Extracted data entries
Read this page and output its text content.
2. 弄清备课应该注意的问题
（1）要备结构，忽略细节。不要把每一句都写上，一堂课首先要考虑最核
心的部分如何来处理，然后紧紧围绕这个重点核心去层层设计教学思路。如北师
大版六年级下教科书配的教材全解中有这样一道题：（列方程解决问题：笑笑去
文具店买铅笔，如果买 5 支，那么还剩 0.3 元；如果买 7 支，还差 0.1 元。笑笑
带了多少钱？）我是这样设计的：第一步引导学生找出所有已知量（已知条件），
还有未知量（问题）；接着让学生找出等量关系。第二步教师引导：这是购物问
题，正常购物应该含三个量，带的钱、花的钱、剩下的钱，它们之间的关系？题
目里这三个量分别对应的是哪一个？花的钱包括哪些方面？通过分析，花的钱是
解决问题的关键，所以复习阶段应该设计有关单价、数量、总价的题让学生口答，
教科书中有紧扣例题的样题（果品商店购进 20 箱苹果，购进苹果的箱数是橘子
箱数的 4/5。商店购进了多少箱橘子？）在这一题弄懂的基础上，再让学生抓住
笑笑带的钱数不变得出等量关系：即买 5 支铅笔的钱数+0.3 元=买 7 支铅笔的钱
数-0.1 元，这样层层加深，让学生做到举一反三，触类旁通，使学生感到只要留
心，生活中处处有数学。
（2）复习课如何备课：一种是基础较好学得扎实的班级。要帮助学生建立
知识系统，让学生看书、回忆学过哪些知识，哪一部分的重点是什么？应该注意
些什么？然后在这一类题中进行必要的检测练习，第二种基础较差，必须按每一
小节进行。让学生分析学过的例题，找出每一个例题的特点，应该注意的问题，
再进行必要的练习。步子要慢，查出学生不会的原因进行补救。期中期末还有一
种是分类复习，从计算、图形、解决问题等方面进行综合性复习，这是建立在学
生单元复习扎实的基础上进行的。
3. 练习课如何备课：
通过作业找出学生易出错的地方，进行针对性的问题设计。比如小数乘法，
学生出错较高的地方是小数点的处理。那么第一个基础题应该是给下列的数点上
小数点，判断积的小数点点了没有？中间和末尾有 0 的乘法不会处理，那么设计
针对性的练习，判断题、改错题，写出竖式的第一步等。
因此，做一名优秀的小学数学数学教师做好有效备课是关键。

◆ **AIM**
Retype the records in full. Keep every line identical to the original.

◆ **REPLY TO THE TASK**
Read this page and output its text content.
2. 弄清备课应该注意的问题
（1）要备结构，忽略细节。不要把每一句都写上，一堂课首先要考虑最核
心的部分如何来处理，然后紧紧围绕这个重点核心去层层设计教学思路。如北师
大版六年级下教科书配的教材全解中有这样一道题：（列方程解决问题：笑笑去
文具店买铅笔，如果买 5 支，那么还剩 0.3 元；如果买 7 支，还差 0.1 元。笑笑
带了多少钱？）我是这样设计的：第一步引导学生找出所有已知量（已知条件），
还有未知量（问题）；接着让学生找出等量关系。第二步教师引导：这是购物问
题，正常购物应该含三个量，带的钱、花的钱、剩下的钱，它们之间的关系？题
目里这三个量分别对应的是哪一个？花的钱包括哪些方面？通过分析，花的钱是
解决问题的关键，所以复习阶段应该设计有关单价、数量、总价的题让学生口答，
教科书中有紧扣例题的样题（果品商店购进 20 箱苹果，购进苹果的箱数是橘子
箱数的 4/5。商店购进了多少箱橘子？）在这一题弄懂的基础上，再让学生抓住
笑笑带的钱数不变得出等量关系：即买 5 支铅笔的钱数+0.3 元=买 7 支铅笔的钱
数-0.1 元，这样层层加深，让学生做到举一反三，触类旁通，使学生感到只要留
心，生活中处处有数学。
（2）复习课如何备课：一种是基础较好学得扎实的班级。要帮助学生建立
知识系统，让学生看书、回忆学过哪些知识，哪一部分的重点是什么？应该注意
些什么？然后在这一类题中进行必要的检测练习，第二种基础较差，必须按每一
小节进行。让学生分析学过的例题，找出每一个例题的特点，应该注意的问题，
再进行必要的练习。步子要慢，查出学生不会的原因进行补救。期中期末还有一
种是分类复习，从计算、图形、解决问题等方面进行综合性复习，这是建立在学
生单元复习扎实的基础上进行的。
3. 练习课如何备课：
通过作业找出学生易出错的地方，进行针对性的问题设计。比如小数乘法，
学生出错较高的地方是小数点的处理。那么第一个基础题应该是给下列的数点上
小数点，判断积的小数点点了没有？中间和末尾有 0 的乘法不会处理，那么设计
针对性的练习，判断题、改错题，写出竖式的第一步等。
因此，做一名优秀的小学数学数学教师做好有效备课是关键。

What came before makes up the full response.